Goal: Pick out the lines in the listing below that contain the word "kapas" and copy them.

━━━━━ The data ━━━━━

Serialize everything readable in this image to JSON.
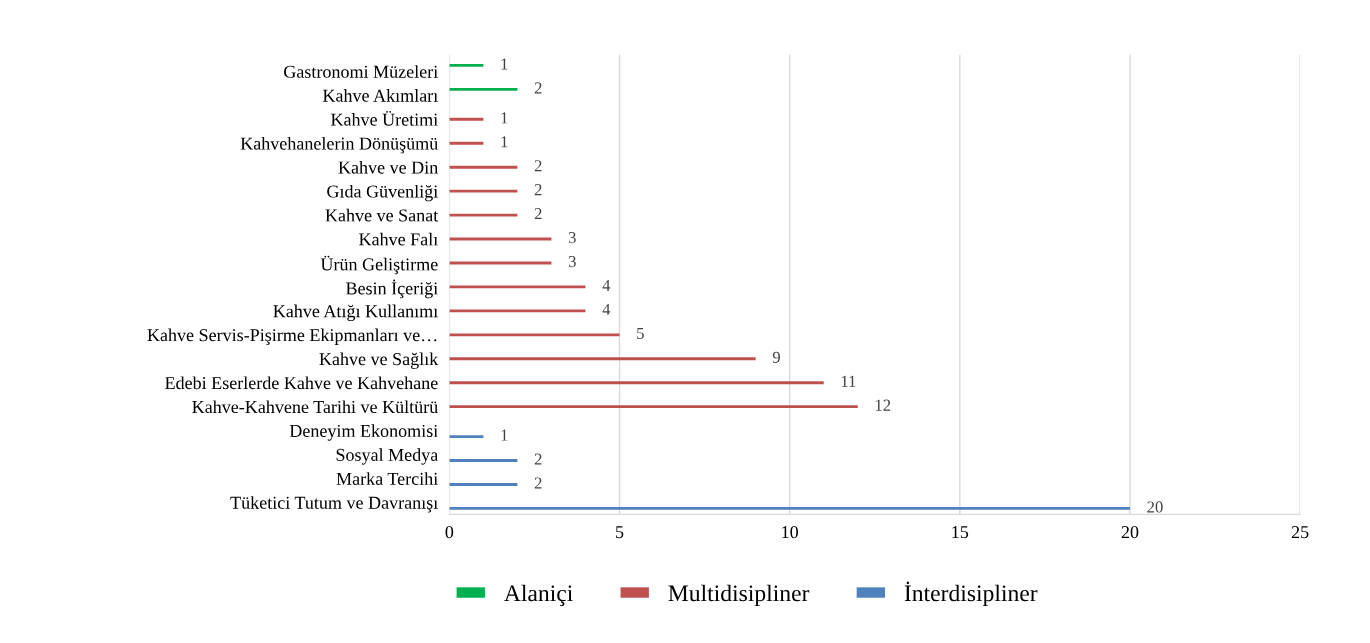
{
  "chart_data": {
    "type": "bar",
    "orientation": "horizontal",
    "categories": [
      "Gastronomi Müzeleri",
      "Kahve Akımları",
      "Kahve Üretimi",
      "Kahvehanelerin Dönüşümü",
      "Kahve ve Din",
      "Gıda Güvenliği",
      "Kahve ve Sanat",
      "Kahve Falı",
      "Ürün Geliştirme",
      "Besin İçeriği",
      "Kahve Atığı Kullanımı",
      "Kahve Servis-Pişirme Ekipmanları ve…",
      "Kahve ve Sağlık",
      "Edebi Eserlerde Kahve ve Kahvehane",
      "Kahve-Kahvene Tarihi ve Kültürü",
      "Deneyim Ekonomisi",
      "Sosyal Medya",
      "Marka Tercihi",
      "Tüketici Tutum ve Davranışı"
    ],
    "series": [
      {
        "name": "Alaniçi",
        "color": "#00b050",
        "values": [
          1,
          2,
          null,
          null,
          null,
          null,
          null,
          null,
          null,
          null,
          null,
          null,
          null,
          null,
          null,
          null,
          null,
          null,
          null
        ]
      },
      {
        "name": "Multidisipliner",
        "color": "#c0504d",
        "values": [
          null,
          null,
          1,
          1,
          2,
          2,
          2,
          3,
          3,
          4,
          4,
          5,
          9,
          11,
          12,
          null,
          null,
          null,
          null
        ]
      },
      {
        "name": "İnterdisipliner",
        "color": "#4f81bd",
        "values": [
          null,
          null,
          null,
          null,
          null,
          null,
          null,
          null,
          null,
          null,
          null,
          null,
          null,
          null,
          null,
          1,
          2,
          2,
          20
        ]
      }
    ],
    "xlim": [
      0,
      25
    ],
    "xticks": [
      0,
      5,
      10,
      15,
      20,
      25
    ],
    "grid": "x",
    "legend": "bottom",
    "data_labels": true
  }
}
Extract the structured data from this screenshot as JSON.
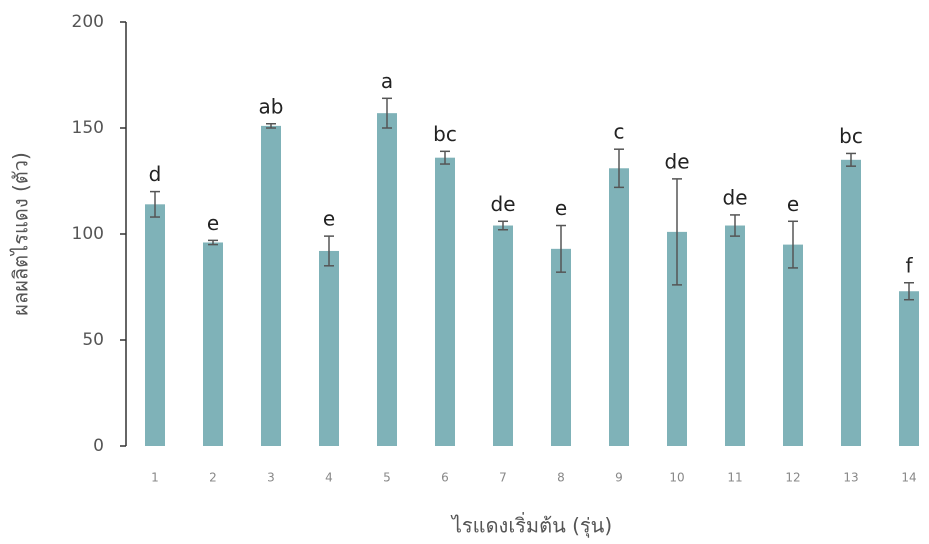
{
  "chart_data": {
    "type": "bar",
    "y_label": "ผลผลิตไรแดง (ตัว)",
    "x_label": "ไรแดงเริ่มต้น (รุ่น)",
    "categories": [
      "1",
      "2",
      "3",
      "4",
      "5",
      "6",
      "7",
      "8",
      "9",
      "10",
      "11",
      "12",
      "13",
      "14"
    ],
    "values": [
      114,
      96,
      151,
      92,
      157,
      136,
      104,
      93,
      131,
      101,
      104,
      95,
      135,
      73
    ],
    "errors": [
      6,
      1,
      1,
      7,
      7,
      3,
      2,
      11,
      9,
      25,
      5,
      11,
      3,
      4
    ],
    "annotations": [
      "d",
      "e",
      "ab",
      "e",
      "a",
      "bc",
      "de",
      "e",
      "c",
      "de",
      "de",
      "e",
      "bc",
      "f"
    ],
    "color": "#7fb2b8",
    "ylim": [
      0,
      200
    ],
    "yticks": [
      0,
      50,
      100,
      150,
      200
    ]
  }
}
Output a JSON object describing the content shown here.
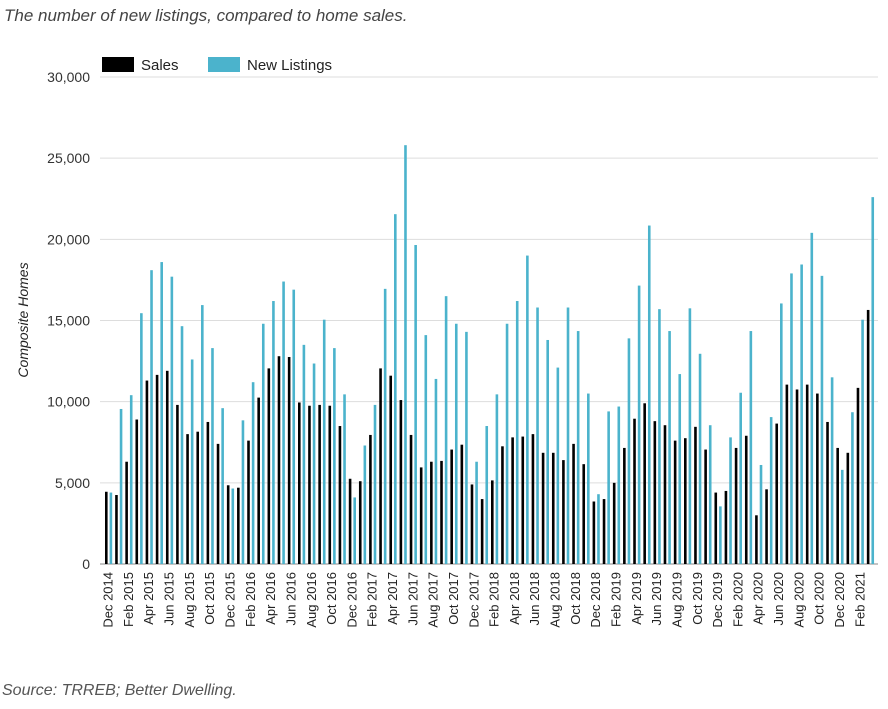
{
  "header": {
    "title": "The number of new listings, compared to home sales."
  },
  "footer": {
    "source": "Source: TRREB; Better Dwelling."
  },
  "colors": {
    "sales": "#000000",
    "listings": "#4bb3cc",
    "grid": "#dddddd"
  },
  "chart_data": {
    "type": "bar",
    "ylabel": "Composite Homes",
    "ylim": [
      0,
      30000
    ],
    "yticks": [
      0,
      5000,
      10000,
      15000,
      20000,
      25000,
      30000
    ],
    "ytick_labels": [
      "0",
      "5,000",
      "10,000",
      "15,000",
      "20,000",
      "25,000",
      "30,000"
    ],
    "grid": true,
    "legend": "top-left",
    "categories": [
      "Dec 2014",
      "Jan 2015",
      "Feb 2015",
      "Mar 2015",
      "Apr 2015",
      "May 2015",
      "Jun 2015",
      "Jul 2015",
      "Aug 2015",
      "Sep 2015",
      "Oct 2015",
      "Nov 2015",
      "Dec 2015",
      "Jan 2016",
      "Feb 2016",
      "Mar 2016",
      "Apr 2016",
      "May 2016",
      "Jun 2016",
      "Jul 2016",
      "Aug 2016",
      "Sep 2016",
      "Oct 2016",
      "Nov 2016",
      "Dec 2016",
      "Jan 2017",
      "Feb 2017",
      "Mar 2017",
      "Apr 2017",
      "May 2017",
      "Jun 2017",
      "Jul 2017",
      "Aug 2017",
      "Sep 2017",
      "Oct 2017",
      "Nov 2017",
      "Dec 2017",
      "Jan 2018",
      "Feb 2018",
      "Mar 2018",
      "Apr 2018",
      "May 2018",
      "Jun 2018",
      "Jul 2018",
      "Aug 2018",
      "Sep 2018",
      "Oct 2018",
      "Nov 2018",
      "Dec 2018",
      "Jan 2019",
      "Feb 2019",
      "Mar 2019",
      "Apr 2019",
      "May 2019",
      "Jun 2019",
      "Jul 2019",
      "Aug 2019",
      "Sep 2019",
      "Oct 2019",
      "Nov 2019",
      "Dec 2019",
      "Jan 2020",
      "Feb 2020",
      "Mar 2020",
      "Apr 2020",
      "May 2020",
      "Jun 2020",
      "Jul 2020",
      "Aug 2020",
      "Sep 2020",
      "Oct 2020",
      "Nov 2020",
      "Dec 2020",
      "Jan 2021",
      "Feb 2021",
      "Mar 2021"
    ],
    "xtick_labels": [
      "Dec 2014",
      "Feb 2015",
      "Apr 2015",
      "Jun 2015",
      "Aug 2015",
      "Oct 2015",
      "Dec 2015",
      "Feb 2016",
      "Apr 2016",
      "Jun 2016",
      "Aug 2016",
      "Oct 2016",
      "Dec 2016",
      "Feb 2017",
      "Apr 2017",
      "Jun 2017",
      "Aug 2017",
      "Oct 2017",
      "Dec 2017",
      "Feb 2018",
      "Apr 2018",
      "Jun 2018",
      "Aug 2018",
      "Oct 2018",
      "Dec 2018",
      "Feb 2019",
      "Apr 2019",
      "Jun 2019",
      "Aug 2019",
      "Oct 2019",
      "Dec 2019",
      "Feb 2020",
      "Apr 2020",
      "Jun 2020",
      "Aug 2020",
      "Oct 2020",
      "Dec 2020",
      "Feb 2021"
    ],
    "series": [
      {
        "name": "Sales",
        "values": [
          4450,
          4250,
          6300,
          8900,
          11300,
          11650,
          11900,
          9800,
          8000,
          8150,
          8750,
          7400,
          4850,
          4700,
          7600,
          10250,
          12050,
          12800,
          12750,
          9950,
          9750,
          9800,
          9750,
          8500,
          5250,
          5100,
          7950,
          12050,
          11600,
          10100,
          7950,
          5950,
          6300,
          6350,
          7050,
          7350,
          4900,
          4000,
          5150,
          7250,
          7800,
          7850,
          8000,
          6850,
          6850,
          6400,
          7400,
          6150,
          3850,
          4000,
          5000,
          7150,
          8950,
          9900,
          8800,
          8550,
          7600,
          7750,
          8450,
          7050,
          4400,
          4500,
          7150,
          7900,
          3000,
          4600,
          8650,
          11050,
          10750,
          11050,
          10500,
          8750,
          7150,
          6850,
          10850,
          15650
        ]
      },
      {
        "name": "New Listings",
        "values": [
          4400,
          9550,
          10400,
          15450,
          18100,
          18600,
          17700,
          14650,
          12600,
          15950,
          13300,
          9600,
          4650,
          8850,
          11200,
          14800,
          16200,
          17400,
          16900,
          13500,
          12350,
          15050,
          13300,
          10450,
          4100,
          7300,
          9800,
          16950,
          21550,
          25800,
          19650,
          14100,
          11400,
          16500,
          14800,
          14300,
          6300,
          8500,
          10450,
          14800,
          16200,
          19000,
          15800,
          13800,
          12100,
          15800,
          14350,
          10500,
          4300,
          9400,
          9700,
          13900,
          17150,
          20850,
          15700,
          14350,
          11700,
          15750,
          12950,
          8550,
          3550,
          7800,
          10550,
          14350,
          6100,
          9050,
          16050,
          17900,
          18450,
          20400,
          17750,
          11500,
          5800,
          9350,
          15050,
          22600
        ]
      }
    ]
  }
}
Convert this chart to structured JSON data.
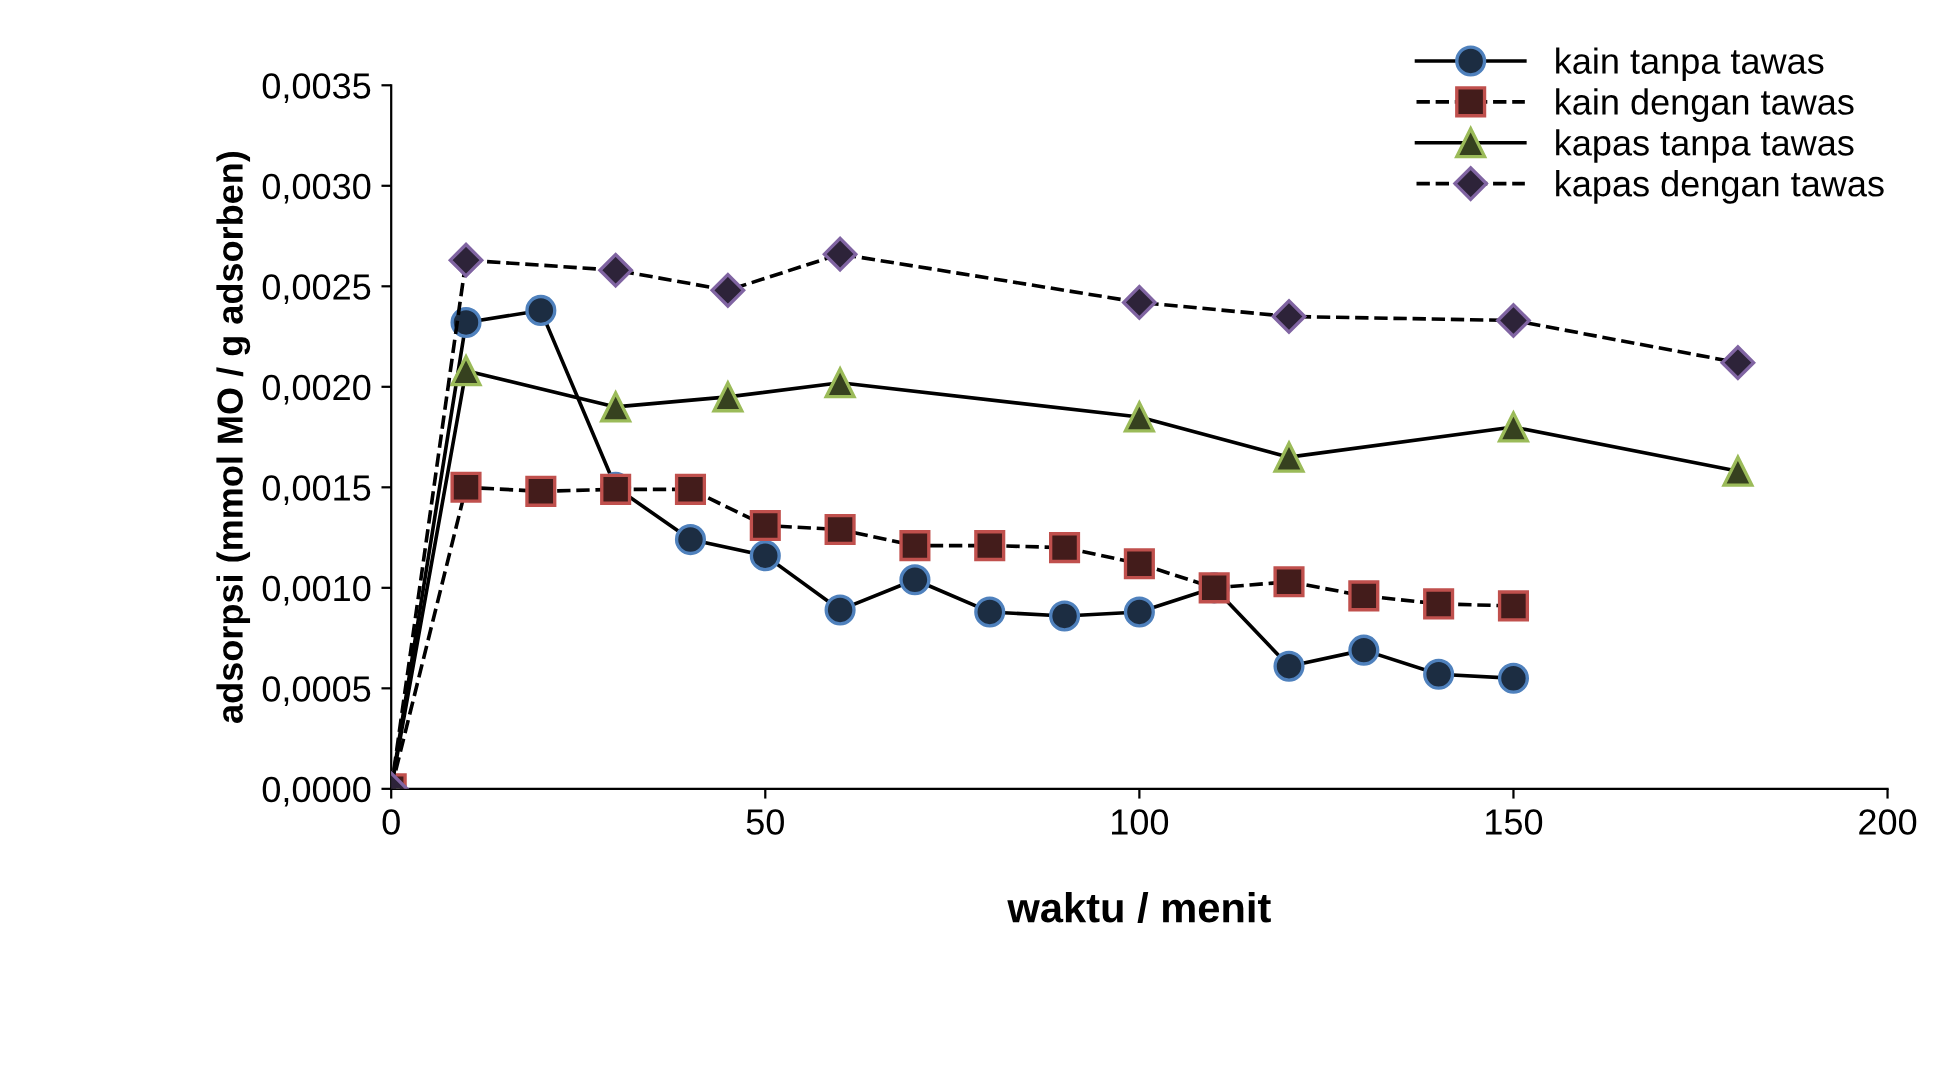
{
  "chart_data": {
    "type": "line",
    "xlabel": "waktu / menit",
    "ylabel": "adsorpsi (mmol MO / g adsorben)",
    "xlim": [
      0,
      200
    ],
    "xticks": [
      0,
      50,
      100,
      150,
      200
    ],
    "ylim": [
      0,
      0.0035
    ],
    "yticks": [
      {
        "value": 0,
        "label": "0,0000"
      },
      {
        "value": 0.0005,
        "label": "0,0005"
      },
      {
        "value": 0.001,
        "label": "0,0010"
      },
      {
        "value": 0.0015,
        "label": "0,0015"
      },
      {
        "value": 0.002,
        "label": "0,0020"
      },
      {
        "value": 0.0025,
        "label": "0,0025"
      },
      {
        "value": 0.003,
        "label": "0,0030"
      },
      {
        "value": 0.0035,
        "label": "0,0035"
      }
    ],
    "grid": false,
    "legend": "top right",
    "series": [
      {
        "name": "kain tanpa tawas",
        "color": "#4f81bd",
        "marker": "circle",
        "line_style": "solid",
        "x": [
          0,
          10,
          20,
          30,
          40,
          50,
          60,
          70,
          80,
          90,
          100,
          110,
          120,
          130,
          140,
          150
        ],
        "values": [
          0,
          0.00232,
          0.00238,
          0.0015,
          0.00124,
          0.00116,
          0.00089,
          0.00104,
          0.00088,
          0.00086,
          0.00088,
          0.001,
          0.00061,
          0.00069,
          0.00057,
          0.00055
        ]
      },
      {
        "name": "kain dengan tawas",
        "color": "#c0504d",
        "marker": "square",
        "line_style": "dashed",
        "x": [
          0,
          10,
          20,
          30,
          40,
          50,
          60,
          70,
          80,
          90,
          100,
          110,
          120,
          130,
          140,
          150
        ],
        "values": [
          0,
          0.0015,
          0.00148,
          0.00149,
          0.00149,
          0.00131,
          0.00129,
          0.00121,
          0.00121,
          0.0012,
          0.00112,
          0.001,
          0.00103,
          0.00096,
          0.00092,
          0.00091
        ]
      },
      {
        "name": "kapas tanpa tawas",
        "color": "#9bbb59",
        "marker": "triangle",
        "line_style": "solid",
        "x": [
          0,
          10,
          30,
          45,
          60,
          100,
          120,
          150,
          180
        ],
        "values": [
          0,
          0.00208,
          0.0019,
          0.00195,
          0.00202,
          0.00185,
          0.00165,
          0.0018,
          0.00158
        ]
      },
      {
        "name": "kapas dengan tawas",
        "color": "#8064a2",
        "marker": "diamond",
        "line_style": "dashed",
        "x": [
          0,
          10,
          30,
          45,
          60,
          100,
          120,
          150,
          180
        ],
        "values": [
          0,
          0.00263,
          0.00258,
          0.00248,
          0.00266,
          0.00242,
          0.00235,
          0.00233,
          0.00212
        ]
      }
    ]
  }
}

━━━━━

Solution to the problem:
        "name": "kapas tanpa tawas",
        "name": "kapas dengan tawas",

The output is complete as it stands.